::: Extracted entries

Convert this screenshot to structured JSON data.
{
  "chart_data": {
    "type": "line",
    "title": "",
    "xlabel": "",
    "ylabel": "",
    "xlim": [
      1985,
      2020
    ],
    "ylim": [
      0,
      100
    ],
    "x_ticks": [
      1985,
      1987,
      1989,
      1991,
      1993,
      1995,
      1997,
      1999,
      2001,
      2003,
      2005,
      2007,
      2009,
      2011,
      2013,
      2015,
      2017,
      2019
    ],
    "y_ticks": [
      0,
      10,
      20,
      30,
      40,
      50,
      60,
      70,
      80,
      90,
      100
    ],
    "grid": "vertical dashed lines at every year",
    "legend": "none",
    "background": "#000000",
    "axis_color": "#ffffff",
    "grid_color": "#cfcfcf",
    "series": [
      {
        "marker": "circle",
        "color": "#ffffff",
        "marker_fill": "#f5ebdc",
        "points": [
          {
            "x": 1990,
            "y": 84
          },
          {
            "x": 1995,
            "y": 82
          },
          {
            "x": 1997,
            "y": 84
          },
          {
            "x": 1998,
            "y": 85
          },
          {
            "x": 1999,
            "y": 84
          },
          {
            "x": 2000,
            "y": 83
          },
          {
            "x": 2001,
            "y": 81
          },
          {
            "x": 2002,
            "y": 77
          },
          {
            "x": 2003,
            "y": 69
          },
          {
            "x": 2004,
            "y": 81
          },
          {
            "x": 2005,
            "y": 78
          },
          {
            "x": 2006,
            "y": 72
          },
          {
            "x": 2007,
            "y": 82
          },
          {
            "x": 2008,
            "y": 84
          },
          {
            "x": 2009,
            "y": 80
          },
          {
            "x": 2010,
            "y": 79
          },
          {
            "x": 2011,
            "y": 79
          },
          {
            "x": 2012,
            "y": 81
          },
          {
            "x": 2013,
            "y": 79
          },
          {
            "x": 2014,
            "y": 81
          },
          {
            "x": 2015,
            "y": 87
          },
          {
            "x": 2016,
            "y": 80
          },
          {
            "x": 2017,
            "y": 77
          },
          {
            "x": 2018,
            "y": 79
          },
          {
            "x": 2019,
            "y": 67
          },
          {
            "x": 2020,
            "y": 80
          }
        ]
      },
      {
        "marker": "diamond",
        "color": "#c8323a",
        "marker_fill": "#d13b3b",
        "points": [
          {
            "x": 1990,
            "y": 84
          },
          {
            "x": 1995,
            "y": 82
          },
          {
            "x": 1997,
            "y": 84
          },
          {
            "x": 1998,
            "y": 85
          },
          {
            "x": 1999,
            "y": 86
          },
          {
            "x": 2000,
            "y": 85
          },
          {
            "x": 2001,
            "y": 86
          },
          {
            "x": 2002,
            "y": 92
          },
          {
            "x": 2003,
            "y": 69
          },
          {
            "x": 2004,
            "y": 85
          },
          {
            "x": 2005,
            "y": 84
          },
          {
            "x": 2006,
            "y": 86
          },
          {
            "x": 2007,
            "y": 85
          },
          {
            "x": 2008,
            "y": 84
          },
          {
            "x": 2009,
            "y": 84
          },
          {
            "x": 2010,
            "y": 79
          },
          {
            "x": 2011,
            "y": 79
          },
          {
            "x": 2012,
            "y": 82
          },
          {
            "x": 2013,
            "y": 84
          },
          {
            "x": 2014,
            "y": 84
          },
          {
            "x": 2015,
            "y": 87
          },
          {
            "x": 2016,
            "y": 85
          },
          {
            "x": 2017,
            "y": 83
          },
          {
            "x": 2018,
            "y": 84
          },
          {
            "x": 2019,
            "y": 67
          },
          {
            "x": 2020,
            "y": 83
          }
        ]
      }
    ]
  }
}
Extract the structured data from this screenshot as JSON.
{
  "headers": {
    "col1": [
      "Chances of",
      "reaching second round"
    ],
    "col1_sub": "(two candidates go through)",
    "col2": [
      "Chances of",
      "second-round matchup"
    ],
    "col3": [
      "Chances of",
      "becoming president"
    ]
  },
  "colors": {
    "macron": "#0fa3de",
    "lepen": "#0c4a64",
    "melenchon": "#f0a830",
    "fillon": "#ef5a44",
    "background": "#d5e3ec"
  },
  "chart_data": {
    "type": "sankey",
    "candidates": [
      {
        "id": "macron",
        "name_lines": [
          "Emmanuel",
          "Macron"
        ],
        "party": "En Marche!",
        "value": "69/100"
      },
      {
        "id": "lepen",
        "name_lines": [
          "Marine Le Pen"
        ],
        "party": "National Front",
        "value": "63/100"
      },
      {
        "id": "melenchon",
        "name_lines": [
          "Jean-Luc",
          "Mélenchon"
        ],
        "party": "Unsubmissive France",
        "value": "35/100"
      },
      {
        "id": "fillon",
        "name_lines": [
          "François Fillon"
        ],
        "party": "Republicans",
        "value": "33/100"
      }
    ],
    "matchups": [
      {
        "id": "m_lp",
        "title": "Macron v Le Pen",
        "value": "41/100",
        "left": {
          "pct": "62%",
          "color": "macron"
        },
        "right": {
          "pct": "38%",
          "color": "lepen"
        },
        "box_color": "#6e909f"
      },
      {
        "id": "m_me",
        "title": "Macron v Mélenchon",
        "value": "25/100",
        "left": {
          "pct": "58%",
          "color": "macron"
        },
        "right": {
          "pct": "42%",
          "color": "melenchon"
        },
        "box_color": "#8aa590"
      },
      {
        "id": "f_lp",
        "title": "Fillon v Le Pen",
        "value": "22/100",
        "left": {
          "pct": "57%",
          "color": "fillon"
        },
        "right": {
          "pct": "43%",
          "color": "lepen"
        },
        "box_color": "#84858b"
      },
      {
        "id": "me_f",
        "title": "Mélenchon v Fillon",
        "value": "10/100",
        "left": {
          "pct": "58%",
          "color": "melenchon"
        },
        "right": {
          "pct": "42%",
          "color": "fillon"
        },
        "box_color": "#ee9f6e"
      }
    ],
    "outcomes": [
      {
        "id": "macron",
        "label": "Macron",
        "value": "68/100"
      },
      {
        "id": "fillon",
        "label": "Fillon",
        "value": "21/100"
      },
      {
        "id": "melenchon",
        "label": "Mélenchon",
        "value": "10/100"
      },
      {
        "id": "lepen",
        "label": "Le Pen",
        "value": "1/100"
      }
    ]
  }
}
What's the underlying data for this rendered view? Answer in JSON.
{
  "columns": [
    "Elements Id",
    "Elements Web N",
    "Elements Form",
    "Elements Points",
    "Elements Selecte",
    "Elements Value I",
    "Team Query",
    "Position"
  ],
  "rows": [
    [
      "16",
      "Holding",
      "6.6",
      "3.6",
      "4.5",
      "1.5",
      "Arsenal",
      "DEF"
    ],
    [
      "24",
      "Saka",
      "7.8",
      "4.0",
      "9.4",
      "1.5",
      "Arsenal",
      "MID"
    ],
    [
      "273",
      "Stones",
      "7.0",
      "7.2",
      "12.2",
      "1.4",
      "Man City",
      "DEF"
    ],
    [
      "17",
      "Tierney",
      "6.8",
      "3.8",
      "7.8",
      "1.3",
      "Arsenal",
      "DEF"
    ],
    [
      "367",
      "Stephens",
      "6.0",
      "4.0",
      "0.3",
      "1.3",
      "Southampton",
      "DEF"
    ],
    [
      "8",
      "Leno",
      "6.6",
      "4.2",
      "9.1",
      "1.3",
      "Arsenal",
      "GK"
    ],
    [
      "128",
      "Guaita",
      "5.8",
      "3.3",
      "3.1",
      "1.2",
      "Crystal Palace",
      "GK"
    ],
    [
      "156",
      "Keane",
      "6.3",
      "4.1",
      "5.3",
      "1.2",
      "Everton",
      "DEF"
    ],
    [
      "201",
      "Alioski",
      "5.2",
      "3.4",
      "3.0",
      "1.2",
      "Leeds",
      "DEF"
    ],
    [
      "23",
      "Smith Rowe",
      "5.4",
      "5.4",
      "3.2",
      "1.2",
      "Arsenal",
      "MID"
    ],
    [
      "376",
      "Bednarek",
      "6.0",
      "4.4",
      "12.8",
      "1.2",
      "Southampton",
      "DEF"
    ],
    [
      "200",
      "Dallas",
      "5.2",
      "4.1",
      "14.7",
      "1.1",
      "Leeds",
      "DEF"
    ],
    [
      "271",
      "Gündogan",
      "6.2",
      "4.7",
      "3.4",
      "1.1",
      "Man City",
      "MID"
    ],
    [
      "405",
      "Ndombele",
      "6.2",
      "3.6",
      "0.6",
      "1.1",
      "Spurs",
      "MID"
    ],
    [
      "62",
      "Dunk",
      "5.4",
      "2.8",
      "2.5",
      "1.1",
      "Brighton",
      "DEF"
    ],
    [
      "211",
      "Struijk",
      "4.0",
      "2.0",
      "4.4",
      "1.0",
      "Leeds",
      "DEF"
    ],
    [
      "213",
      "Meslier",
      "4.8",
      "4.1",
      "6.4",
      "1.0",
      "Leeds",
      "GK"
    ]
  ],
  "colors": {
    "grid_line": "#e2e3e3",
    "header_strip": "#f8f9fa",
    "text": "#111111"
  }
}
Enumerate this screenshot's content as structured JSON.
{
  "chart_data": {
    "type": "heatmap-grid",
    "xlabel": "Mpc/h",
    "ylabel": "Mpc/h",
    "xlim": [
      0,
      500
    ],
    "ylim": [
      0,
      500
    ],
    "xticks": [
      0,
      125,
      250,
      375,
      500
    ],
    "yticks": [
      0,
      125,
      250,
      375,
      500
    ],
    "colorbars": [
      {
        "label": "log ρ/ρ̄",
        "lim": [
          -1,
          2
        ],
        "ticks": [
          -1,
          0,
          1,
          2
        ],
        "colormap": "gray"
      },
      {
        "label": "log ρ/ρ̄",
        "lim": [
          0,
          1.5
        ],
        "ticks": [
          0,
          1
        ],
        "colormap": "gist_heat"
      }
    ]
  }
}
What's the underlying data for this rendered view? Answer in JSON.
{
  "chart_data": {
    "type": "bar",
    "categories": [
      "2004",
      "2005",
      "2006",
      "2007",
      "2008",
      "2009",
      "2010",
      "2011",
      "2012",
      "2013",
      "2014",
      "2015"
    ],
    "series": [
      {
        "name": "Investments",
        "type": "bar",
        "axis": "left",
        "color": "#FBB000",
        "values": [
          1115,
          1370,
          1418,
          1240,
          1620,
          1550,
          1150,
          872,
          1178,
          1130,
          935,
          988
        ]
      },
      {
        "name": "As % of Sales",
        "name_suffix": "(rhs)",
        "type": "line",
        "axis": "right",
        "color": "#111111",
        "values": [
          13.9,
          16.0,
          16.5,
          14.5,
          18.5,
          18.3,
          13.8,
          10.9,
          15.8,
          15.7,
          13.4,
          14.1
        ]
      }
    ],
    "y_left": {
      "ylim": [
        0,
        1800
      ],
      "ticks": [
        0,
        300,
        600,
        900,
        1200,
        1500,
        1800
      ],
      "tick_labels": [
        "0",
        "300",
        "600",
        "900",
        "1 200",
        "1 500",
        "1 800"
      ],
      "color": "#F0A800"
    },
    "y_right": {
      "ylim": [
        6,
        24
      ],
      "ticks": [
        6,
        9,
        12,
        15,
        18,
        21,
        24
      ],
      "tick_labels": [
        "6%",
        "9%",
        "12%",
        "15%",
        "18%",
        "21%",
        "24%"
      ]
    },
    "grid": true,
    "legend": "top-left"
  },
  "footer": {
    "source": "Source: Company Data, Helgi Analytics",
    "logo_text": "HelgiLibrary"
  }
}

::::::

> _Problem to work on_: Say how many lines in the entries contain the string "screenshot", and say nothing else.

> _Output for this exercise_: 3